═════ Record list

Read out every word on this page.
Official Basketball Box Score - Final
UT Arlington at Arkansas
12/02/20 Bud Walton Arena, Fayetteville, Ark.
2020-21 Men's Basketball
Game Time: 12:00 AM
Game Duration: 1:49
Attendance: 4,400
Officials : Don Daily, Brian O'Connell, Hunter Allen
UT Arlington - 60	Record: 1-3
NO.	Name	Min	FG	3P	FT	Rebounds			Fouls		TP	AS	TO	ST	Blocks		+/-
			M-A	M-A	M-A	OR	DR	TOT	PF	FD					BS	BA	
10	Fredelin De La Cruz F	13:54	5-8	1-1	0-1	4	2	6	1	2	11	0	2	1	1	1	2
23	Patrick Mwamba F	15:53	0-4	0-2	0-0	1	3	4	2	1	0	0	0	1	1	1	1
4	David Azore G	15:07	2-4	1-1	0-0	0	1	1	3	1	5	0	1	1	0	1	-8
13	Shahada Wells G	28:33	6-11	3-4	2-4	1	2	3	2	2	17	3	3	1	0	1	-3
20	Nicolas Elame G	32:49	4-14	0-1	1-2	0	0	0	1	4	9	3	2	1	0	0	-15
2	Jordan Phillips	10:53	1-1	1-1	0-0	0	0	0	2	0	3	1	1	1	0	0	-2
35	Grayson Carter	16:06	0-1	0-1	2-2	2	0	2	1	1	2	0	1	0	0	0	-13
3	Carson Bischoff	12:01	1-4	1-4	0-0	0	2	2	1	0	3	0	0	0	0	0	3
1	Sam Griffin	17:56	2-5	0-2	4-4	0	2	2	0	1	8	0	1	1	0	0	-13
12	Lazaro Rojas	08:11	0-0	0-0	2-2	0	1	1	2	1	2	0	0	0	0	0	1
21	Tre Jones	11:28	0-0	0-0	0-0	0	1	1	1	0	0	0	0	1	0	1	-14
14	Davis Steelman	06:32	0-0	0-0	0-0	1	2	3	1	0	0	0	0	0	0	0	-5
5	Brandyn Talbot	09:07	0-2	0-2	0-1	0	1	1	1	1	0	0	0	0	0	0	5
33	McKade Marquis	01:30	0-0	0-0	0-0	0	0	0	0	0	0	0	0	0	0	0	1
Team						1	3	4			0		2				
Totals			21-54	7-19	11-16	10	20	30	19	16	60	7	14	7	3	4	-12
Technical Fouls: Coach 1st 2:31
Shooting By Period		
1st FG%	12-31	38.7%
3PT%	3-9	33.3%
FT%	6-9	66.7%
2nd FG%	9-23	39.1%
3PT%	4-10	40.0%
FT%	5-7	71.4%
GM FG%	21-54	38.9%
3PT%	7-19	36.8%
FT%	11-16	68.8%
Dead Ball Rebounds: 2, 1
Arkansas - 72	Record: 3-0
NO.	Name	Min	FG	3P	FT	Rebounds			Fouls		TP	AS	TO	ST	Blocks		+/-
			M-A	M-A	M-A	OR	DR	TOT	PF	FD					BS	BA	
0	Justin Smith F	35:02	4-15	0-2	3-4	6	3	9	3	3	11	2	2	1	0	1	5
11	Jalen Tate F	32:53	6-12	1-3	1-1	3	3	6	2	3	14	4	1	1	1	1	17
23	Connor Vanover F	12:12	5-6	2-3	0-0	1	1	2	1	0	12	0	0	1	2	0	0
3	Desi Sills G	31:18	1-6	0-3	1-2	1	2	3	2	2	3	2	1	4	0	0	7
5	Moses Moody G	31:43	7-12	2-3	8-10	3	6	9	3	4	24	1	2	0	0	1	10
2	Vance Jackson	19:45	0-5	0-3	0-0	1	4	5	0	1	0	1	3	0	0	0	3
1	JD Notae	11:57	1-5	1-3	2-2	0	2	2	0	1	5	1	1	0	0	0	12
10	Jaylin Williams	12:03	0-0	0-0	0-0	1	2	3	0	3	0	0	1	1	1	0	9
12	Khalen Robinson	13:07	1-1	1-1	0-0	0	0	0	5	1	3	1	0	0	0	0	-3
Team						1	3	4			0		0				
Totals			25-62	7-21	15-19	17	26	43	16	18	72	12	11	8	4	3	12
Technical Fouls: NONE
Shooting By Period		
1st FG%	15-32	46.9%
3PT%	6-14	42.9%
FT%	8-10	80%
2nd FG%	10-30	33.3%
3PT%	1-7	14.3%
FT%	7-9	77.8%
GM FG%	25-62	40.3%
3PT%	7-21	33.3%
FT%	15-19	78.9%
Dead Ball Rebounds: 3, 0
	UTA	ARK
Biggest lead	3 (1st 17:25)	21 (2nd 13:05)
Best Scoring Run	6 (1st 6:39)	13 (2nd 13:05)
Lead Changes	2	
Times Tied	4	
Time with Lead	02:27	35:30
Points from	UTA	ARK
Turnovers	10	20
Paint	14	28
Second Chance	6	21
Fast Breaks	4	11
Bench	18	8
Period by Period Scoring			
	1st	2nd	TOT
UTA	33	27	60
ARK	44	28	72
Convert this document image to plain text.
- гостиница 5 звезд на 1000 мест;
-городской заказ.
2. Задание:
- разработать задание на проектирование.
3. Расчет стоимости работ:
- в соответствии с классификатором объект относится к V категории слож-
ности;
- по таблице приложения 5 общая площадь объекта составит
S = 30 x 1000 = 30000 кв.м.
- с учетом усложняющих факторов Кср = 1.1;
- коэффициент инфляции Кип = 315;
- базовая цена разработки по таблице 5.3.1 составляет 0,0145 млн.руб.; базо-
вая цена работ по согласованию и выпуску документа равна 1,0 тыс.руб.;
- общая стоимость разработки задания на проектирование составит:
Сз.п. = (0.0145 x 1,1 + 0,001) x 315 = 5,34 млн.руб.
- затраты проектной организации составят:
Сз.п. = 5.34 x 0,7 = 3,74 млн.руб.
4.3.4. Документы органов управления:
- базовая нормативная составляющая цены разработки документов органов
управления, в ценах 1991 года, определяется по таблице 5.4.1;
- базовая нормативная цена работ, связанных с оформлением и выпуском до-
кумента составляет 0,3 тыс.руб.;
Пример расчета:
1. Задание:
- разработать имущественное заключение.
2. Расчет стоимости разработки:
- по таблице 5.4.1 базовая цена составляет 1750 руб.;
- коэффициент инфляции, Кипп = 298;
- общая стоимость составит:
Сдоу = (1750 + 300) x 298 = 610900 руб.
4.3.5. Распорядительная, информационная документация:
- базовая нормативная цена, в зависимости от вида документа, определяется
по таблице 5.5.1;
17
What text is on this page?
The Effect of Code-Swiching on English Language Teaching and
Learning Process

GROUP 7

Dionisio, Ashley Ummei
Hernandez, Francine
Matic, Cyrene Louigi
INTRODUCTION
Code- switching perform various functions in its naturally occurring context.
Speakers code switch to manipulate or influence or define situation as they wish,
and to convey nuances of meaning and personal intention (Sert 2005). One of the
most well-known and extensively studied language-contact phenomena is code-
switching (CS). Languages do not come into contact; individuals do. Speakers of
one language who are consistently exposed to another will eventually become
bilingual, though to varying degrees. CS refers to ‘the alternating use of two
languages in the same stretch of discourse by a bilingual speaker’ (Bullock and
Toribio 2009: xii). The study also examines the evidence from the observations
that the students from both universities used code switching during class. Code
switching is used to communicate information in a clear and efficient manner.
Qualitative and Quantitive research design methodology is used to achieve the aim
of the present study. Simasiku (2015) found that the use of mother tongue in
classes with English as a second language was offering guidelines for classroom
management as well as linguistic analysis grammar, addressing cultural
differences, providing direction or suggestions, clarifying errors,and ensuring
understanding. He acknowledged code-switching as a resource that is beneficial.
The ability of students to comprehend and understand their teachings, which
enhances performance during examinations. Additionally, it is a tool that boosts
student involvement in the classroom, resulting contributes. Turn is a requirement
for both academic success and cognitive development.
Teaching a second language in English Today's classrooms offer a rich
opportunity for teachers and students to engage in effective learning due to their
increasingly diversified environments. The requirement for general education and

══════════

Repeat the data above exactly.

Read out every word on this page.
Official Basketball Box Score - Final
UT Arlington at Arkansas
12/02/20 Bud Walton Arena, Fayetteville, Ark.
2020-21 Men's Basketball
Game Time: 12:00 AM
Game Duration: 1:49
Attendance: 4,400
Officials : Don Daily, Brian O'Connell, Hunter Allen
UT Arlington - 60	Record: 1-3
NO.	Name	Min	FG	3P	FT	Rebounds			Fouls		TP	AS	TO	ST	Blocks		+/-
			M-A	M-A	M-A	OR	DR	TOT	PF	FD					BS	BA	
10	Fredelin De La Cruz F	13:54	5-8	1-1	0-1	4	2	6	1	2	11	0	2	1	1	1	2
23	Patrick Mwamba F	15:53	0-4	0-2	0-0	1	3	4	2	1	0	0	0	1	1	1	1
4	David Azore G	15:07	2-4	1-1	0-0	0	1	1	3	1	5	0	1	1	0	1	-8
13	Shahada Wells G	28:33	6-11	3-4	2-4	1	2	3	2	2	17	3	3	1	0	1	-3
20	Nicolas Elame G	32:49	4-14	0-1	1-2	0	0	0	1	4	9	3	2	1	0	0	-15
2	Jordan Phillips	10:53	1-1	1-1	0-0	0	0	0	2	0	3	1	1	1	0	0	-2
35	Grayson Carter	16:06	0-1	0-1	2-2	2	0	2	1	1	2	0	1	0	0	0	-13
3	Carson Bischoff	12:01	1-4	1-4	0-0	0	2	2	1	0	3	0	0	0	0	0	3
1	Sam Griffin	17:56	2-5	0-2	4-4	0	2	2	0	1	8	0	1	1	0	0	-13
12	Lazaro Rojas	08:11	0-0	0-0	2-2	0	1	1	2	1	2	0	0	0	0	0	1
21	Tre Jones	11:28	0-0	0-0	0-0	0	1	1	1	0	0	0	0	1	0	1	-14
14	Davis Steelman	06:32	0-0	0-0	0-0	1	2	3	1	0	0	0	0	0	0	0	-5
5	Brandyn Talbot	09:07	0-2	0-2	0-1	0	1	1	1	1	0	0	0	0	0	0	5
33	McKade Marquis	01:30	0-0	0-0	0-0	0	0	0	0	0	0	0	0	0	0	0	1
Team						1	3	4			0		2				
Totals			21-54	7-19	11-16	10	20	30	19	16	60	7	14	7	3	4	-12
Technical Fouls: Coach 1st 2:31
Shooting By Period		
1st FG%	12-31	38.7%
3PT%	3-9	33.3%
FT%	6-9	66.7%
2nd FG%	9-23	39.1%
3PT%	4-10	40.0%
FT%	5-7	71.4%
GM FG%	21-54	38.9%
3PT%	7-19	36.8%
FT%	11-16	68.8%
Dead Ball Rebounds: 2, 1
Arkansas - 72	Record: 3-0
NO.	Name	Min	FG	3P	FT	Rebounds			Fouls		TP	AS	TO	ST	Blocks		+/-
			M-A	M-A	M-A	OR	DR	TOT	PF	FD					BS	BA	
0	Justin Smith F	35:02	4-15	0-2	3-4	6	3	9	3	3	11	2	2	1	0	1	5
11	Jalen Tate F	32:53	6-12	1-3	1-1	3	3	6	2	3	14	4	1	1	1	1	17
23	Connor Vanover F	12:12	5-6	2-3	0-0	1	1	2	1	0	12	0	0	1	2	0	0
3	Desi Sills G	31:18	1-6	0-3	1-2	1	2	3	2	2	3	2	1	4	0	0	7
5	Moses Moody G	31:43	7-12	2-3	8-10	3	6	9	3	4	24	1	2	0	0	1	10
2	Vance Jackson	19:45	0-5	0-3	0-0	1	4	5	0	1	0	1	3	0	0	0	3
1	JD Notae	11:57	1-5	1-3	2-2	0	2	2	0	1	5	1	1	0	0	0	12
10	Jaylin Williams	12:03	0-0	0-0	0-0	1	2	3	0	3	0	0	1	1	1	0	9
12	Khalen Robinson	13:07	1-1	1-1	0-0	0	0	0	5	1	3	1	0	0	0	0	-3
Team						1	3	4			0		0				
Totals			25-62	7-21	15-19	17	26	43	16	18	72	12	11	8	4	3	12
Technical Fouls: NONE
Shooting By Period		
1st FG%	15-32	46.9%
3PT%	6-14	42.9%
FT%	8-10	80%
2nd FG%	10-30	33.3%
3PT%	1-7	14.3%
FT%	7-9	77.8%
GM FG%	25-62	40.3%
3PT%	7-21	33.3%
FT%	15-19	78.9%
Dead Ball Rebounds: 3, 0
	UTA	ARK
Biggest lead	3 (1st 17:25)	21 (2nd 13:05)
Best Scoring Run	6 (1st 6:39)	13 (2nd 13:05)
Lead Changes	2	
Times Tied	4	
Time with Lead	02:27	35:30
Points from	UTA	ARK
Turnovers	10	20
Paint	14	28
Second Chance	6	21
Fast Breaks	4	11
Bench	18	8
Period by Period Scoring			
	1st	2nd	TOT
UTA	33	27	60
ARK	44	28	72
Convert this document image to plain text.
- гостиница 5 звезд на 1000 мест;
-городской заказ.
2. Задание:
- разработать задание на проектирование.
3. Расчет стоимости работ:
- в соответствии с классификатором объект относится к V категории слож-
ности;
- по таблице приложения 5 общая площадь объекта составит
S = 30 x 1000 = 30000 кв.м.
- с учетом усложняющих факторов Кср = 1.1;
- коэффициент инфляции Кип = 315;
- базовая цена разработки по таблице 5.3.1 составляет 0,0145 млн.руб.; базо-
вая цена работ по согласованию и выпуску документа равна 1,0 тыс.руб.;
- общая стоимость разработки задания на проектирование составит:
Сз.п. = (0.0145 x 1,1 + 0,001) x 315 = 5,34 млн.руб.
- затраты проектной организации составят:
Сз.п. = 5.34 x 0,7 = 3,74 млн.руб.
4.3.4. Документы органов управления:
- базовая нормативная составляющая цены разработки документов органов
управления, в ценах 1991 года, определяется по таблице 5.4.1;
- базовая нормативная цена работ, связанных с оформлением и выпуском до-
кумента составляет 0,3 тыс.руб.;
Пример расчета:
1. Задание:
- разработать имущественное заключение.
2. Расчет стоимости разработки:
- по таблице 5.4.1 базовая цена составляет 1750 руб.;
- коэффициент инфляции, Кипп = 298;
- общая стоимость составит:
Сдоу = (1750 + 300) x 298 = 610900 руб.
4.3.5. Распорядительная, информационная документация:
- базовая нормативная цена, в зависимости от вида документа, определяется
по таблице 5.5.1;
17
What text is on this page?
The Effect of Code-Swiching on English Language Teaching and
Learning Process

GROUP 7

Dionisio, Ashley Ummei
Hernandez, Francine
Matic, Cyrene Louigi
INTRODUCTION
Code- switching perform various functions in its naturally occurring context.
Speakers code switch to manipulate or influence or define situation as they wish,
and to convey nuances of meaning and personal intention (Sert 2005). One of the
most well-known and extensively studied language-contact phenomena is code-
switching (CS). Languages do not come into contact; individuals do. Speakers of
one language who are consistently exposed to another will eventually become
bilingual, though to varying degrees. CS refers to ‘the alternating use of two
languages in the same stretch of discourse by a bilingual speaker’ (Bullock and
Toribio 2009: xii). The study also examines the evidence from the observations
that the students from both universities used code switching during class. Code
switching is used to communicate information in a clear and efficient manner.
Qualitative and Quantitive research design methodology is used to achieve the aim
of the present study. Simasiku (2015) found that the use of mother tongue in
classes with English as a second language was offering guidelines for classroom
management as well as linguistic analysis grammar, addressing cultural
differences, providing direction or suggestions, clarifying errors,and ensuring
understanding. He acknowledged code-switching as a resource that is beneficial.
The ability of students to comprehend and understand their teachings, which
enhances performance during examinations. Additionally, it is a tool that boosts
student involvement in the classroom, resulting contributes. Turn is a requirement
for both academic success and cognitive development.
Teaching a second language in English Today's classrooms offer a rich
opportunity for teachers and students to engage in effective learning due to their
increasingly diversified environments. The requirement for general education and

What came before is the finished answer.